— Start Extracted data —

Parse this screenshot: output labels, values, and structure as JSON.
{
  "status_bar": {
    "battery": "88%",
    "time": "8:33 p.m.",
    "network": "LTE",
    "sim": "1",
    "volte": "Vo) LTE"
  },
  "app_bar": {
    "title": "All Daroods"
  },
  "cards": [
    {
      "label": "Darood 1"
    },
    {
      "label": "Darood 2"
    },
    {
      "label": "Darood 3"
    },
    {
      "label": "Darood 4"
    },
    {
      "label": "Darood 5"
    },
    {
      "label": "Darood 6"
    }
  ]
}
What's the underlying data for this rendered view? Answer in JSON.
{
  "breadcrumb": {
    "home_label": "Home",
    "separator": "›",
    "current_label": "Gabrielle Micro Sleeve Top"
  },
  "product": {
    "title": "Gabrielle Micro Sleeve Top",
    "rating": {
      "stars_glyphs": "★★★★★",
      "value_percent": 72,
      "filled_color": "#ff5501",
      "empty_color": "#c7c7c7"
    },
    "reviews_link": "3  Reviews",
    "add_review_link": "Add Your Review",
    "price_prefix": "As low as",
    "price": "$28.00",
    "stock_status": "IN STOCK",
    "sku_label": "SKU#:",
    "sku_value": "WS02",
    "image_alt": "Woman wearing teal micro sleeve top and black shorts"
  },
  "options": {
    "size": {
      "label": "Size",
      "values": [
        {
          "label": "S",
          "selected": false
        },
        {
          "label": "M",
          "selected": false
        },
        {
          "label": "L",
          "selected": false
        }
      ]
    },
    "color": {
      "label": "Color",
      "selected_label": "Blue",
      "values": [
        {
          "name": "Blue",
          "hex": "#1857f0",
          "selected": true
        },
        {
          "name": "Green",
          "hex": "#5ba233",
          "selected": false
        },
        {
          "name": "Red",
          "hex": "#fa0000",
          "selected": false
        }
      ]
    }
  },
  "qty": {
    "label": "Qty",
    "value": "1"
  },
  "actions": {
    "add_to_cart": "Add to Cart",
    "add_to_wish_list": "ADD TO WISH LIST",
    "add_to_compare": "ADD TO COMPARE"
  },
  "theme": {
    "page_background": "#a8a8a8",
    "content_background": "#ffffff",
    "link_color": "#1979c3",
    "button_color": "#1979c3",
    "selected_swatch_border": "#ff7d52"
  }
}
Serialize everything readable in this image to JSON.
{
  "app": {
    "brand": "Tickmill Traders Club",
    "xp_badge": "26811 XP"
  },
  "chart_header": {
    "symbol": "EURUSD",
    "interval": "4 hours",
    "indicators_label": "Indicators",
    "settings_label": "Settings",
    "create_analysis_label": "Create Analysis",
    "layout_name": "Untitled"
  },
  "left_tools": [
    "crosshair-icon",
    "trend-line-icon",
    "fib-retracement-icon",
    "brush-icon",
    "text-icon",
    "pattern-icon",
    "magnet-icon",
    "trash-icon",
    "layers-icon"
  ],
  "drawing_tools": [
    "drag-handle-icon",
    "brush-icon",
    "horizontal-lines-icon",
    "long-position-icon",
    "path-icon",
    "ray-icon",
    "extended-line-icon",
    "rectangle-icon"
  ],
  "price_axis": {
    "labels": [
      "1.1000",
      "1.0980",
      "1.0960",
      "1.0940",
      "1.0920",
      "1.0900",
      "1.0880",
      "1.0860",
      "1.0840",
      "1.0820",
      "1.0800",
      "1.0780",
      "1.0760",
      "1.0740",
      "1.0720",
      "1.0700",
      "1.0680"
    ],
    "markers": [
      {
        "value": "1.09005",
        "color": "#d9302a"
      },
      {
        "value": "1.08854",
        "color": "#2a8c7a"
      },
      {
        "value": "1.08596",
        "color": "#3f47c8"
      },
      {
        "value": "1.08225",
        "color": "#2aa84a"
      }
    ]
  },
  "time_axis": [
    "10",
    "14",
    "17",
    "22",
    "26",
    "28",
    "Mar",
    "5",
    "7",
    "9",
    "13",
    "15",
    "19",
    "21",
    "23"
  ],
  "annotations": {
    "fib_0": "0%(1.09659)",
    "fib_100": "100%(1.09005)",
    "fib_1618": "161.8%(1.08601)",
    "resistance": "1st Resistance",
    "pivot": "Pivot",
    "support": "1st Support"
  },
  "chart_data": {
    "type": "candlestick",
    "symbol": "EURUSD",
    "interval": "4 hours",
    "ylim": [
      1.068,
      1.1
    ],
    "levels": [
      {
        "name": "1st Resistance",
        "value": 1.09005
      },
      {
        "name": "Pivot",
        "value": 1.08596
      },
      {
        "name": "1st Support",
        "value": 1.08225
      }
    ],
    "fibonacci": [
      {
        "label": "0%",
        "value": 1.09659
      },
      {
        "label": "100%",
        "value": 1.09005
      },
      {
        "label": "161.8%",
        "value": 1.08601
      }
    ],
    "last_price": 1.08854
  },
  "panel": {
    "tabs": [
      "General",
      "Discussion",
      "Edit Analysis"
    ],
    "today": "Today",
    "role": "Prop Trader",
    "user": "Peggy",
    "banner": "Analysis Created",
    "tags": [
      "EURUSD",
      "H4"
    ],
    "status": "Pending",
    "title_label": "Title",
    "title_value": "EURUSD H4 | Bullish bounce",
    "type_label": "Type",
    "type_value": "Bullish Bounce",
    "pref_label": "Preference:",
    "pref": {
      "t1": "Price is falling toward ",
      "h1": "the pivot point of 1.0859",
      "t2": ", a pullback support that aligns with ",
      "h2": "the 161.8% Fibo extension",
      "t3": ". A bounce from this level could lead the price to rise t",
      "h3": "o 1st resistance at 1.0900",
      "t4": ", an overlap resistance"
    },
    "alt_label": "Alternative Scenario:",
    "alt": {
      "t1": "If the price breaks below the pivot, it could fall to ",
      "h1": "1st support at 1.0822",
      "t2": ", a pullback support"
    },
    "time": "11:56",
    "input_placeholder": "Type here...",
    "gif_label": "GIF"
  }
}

— End Extracted data —

Each line above must be reproduced exactly as it stands.

Parse this screenshot: output labels, values, and structure as JSON.
{
  "status_bar": {
    "battery": "88%",
    "time": "8:33 p.m.",
    "network": "LTE",
    "sim": "1",
    "volte": "Vo) LTE"
  },
  "app_bar": {
    "title": "All Daroods"
  },
  "cards": [
    {
      "label": "Darood 1"
    },
    {
      "label": "Darood 2"
    },
    {
      "label": "Darood 3"
    },
    {
      "label": "Darood 4"
    },
    {
      "label": "Darood 5"
    },
    {
      "label": "Darood 6"
    }
  ]
}
What's the underlying data for this rendered view? Answer in JSON.
{
  "breadcrumb": {
    "home_label": "Home",
    "separator": "›",
    "current_label": "Gabrielle Micro Sleeve Top"
  },
  "product": {
    "title": "Gabrielle Micro Sleeve Top",
    "rating": {
      "stars_glyphs": "★★★★★",
      "value_percent": 72,
      "filled_color": "#ff5501",
      "empty_color": "#c7c7c7"
    },
    "reviews_link": "3  Reviews",
    "add_review_link": "Add Your Review",
    "price_prefix": "As low as",
    "price": "$28.00",
    "stock_status": "IN STOCK",
    "sku_label": "SKU#:",
    "sku_value": "WS02",
    "image_alt": "Woman wearing teal micro sleeve top and black shorts"
  },
  "options": {
    "size": {
      "label": "Size",
      "values": [
        {
          "label": "S",
          "selected": false
        },
        {
          "label": "M",
          "selected": false
        },
        {
          "label": "L",
          "selected": false
        }
      ]
    },
    "color": {
      "label": "Color",
      "selected_label": "Blue",
      "values": [
        {
          "name": "Blue",
          "hex": "#1857f0",
          "selected": true
        },
        {
          "name": "Green",
          "hex": "#5ba233",
          "selected": false
        },
        {
          "name": "Red",
          "hex": "#fa0000",
          "selected": false
        }
      ]
    }
  },
  "qty": {
    "label": "Qty",
    "value": "1"
  },
  "actions": {
    "add_to_cart": "Add to Cart",
    "add_to_wish_list": "ADD TO WISH LIST",
    "add_to_compare": "ADD TO COMPARE"
  },
  "theme": {
    "page_background": "#a8a8a8",
    "content_background": "#ffffff",
    "link_color": "#1979c3",
    "button_color": "#1979c3",
    "selected_swatch_border": "#ff7d52"
  }
}
Serialize everything readable in this image to JSON.
{
  "app": {
    "brand": "Tickmill Traders Club",
    "xp_badge": "26811 XP"
  },
  "chart_header": {
    "symbol": "EURUSD",
    "interval": "4 hours",
    "indicators_label": "Indicators",
    "settings_label": "Settings",
    "create_analysis_label": "Create Analysis",
    "layout_name": "Untitled"
  },
  "left_tools": [
    "crosshair-icon",
    "trend-line-icon",
    "fib-retracement-icon",
    "brush-icon",
    "text-icon",
    "pattern-icon",
    "magnet-icon",
    "trash-icon",
    "layers-icon"
  ],
  "drawing_tools": [
    "drag-handle-icon",
    "brush-icon",
    "horizontal-lines-icon",
    "long-position-icon",
    "path-icon",
    "ray-icon",
    "extended-line-icon",
    "rectangle-icon"
  ],
  "price_axis": {
    "labels": [
      "1.1000",
      "1.0980",
      "1.0960",
      "1.0940",
      "1.0920",
      "1.0900",
      "1.0880",
      "1.0860",
      "1.0840",
      "1.0820",
      "1.0800",
      "1.0780",
      "1.0760",
      "1.0740",
      "1.0720",
      "1.0700",
      "1.0680"
    ],
    "markers": [
      {
        "value": "1.09005",
        "color": "#d9302a"
      },
      {
        "value": "1.08854",
        "color": "#2a8c7a"
      },
      {
        "value": "1.08596",
        "color": "#3f47c8"
      },
      {
        "value": "1.08225",
        "color": "#2aa84a"
      }
    ]
  },
  "time_axis": [
    "10",
    "14",
    "17",
    "22",
    "26",
    "28",
    "Mar",
    "5",
    "7",
    "9",
    "13",
    "15",
    "19",
    "21",
    "23"
  ],
  "annotations": {
    "fib_0": "0%(1.09659)",
    "fib_100": "100%(1.09005)",
    "fib_1618": "161.8%(1.08601)",
    "resistance": "1st Resistance",
    "pivot": "Pivot",
    "support": "1st Support"
  },
  "chart_data": {
    "type": "candlestick",
    "symbol": "EURUSD",
    "interval": "4 hours",
    "ylim": [
      1.068,
      1.1
    ],
    "levels": [
      {
        "name": "1st Resistance",
        "value": 1.09005
      },
      {
        "name": "Pivot",
        "value": 1.08596
      },
      {
        "name": "1st Support",
        "value": 1.08225
      }
    ],
    "fibonacci": [
      {
        "label": "0%",
        "value": 1.09659
      },
      {
        "label": "100%",
        "value": 1.09005
      },
      {
        "label": "161.8%",
        "value": 1.08601
      }
    ],
    "last_price": 1.08854
  },
  "panel": {
    "tabs": [
      "General",
      "Discussion",
      "Edit Analysis"
    ],
    "today": "Today",
    "role": "Prop Trader",
    "user": "Peggy",
    "banner": "Analysis Created",
    "tags": [
      "EURUSD",
      "H4"
    ],
    "status": "Pending",
    "title_label": "Title",
    "title_value": "EURUSD H4 | Bullish bounce",
    "type_label": "Type",
    "type_value": "Bullish Bounce",
    "pref_label": "Preference:",
    "pref": {
      "t1": "Price is falling toward ",
      "h1": "the pivot point of 1.0859",
      "t2": ", a pullback support that aligns with ",
      "h2": "the 161.8% Fibo extension",
      "t3": ". A bounce from this level could lead the price to rise t",
      "h3": "o 1st resistance at 1.0900",
      "t4": ", an overlap resistance"
    },
    "alt_label": "Alternative Scenario:",
    "alt": {
      "t1": "If the price breaks below the pivot, it could fall to ",
      "h1": "1st support at 1.0822",
      "t2": ", a pullback support"
    },
    "time": "11:56",
    "input_placeholder": "Type here...",
    "gif_label": "GIF"
  }
}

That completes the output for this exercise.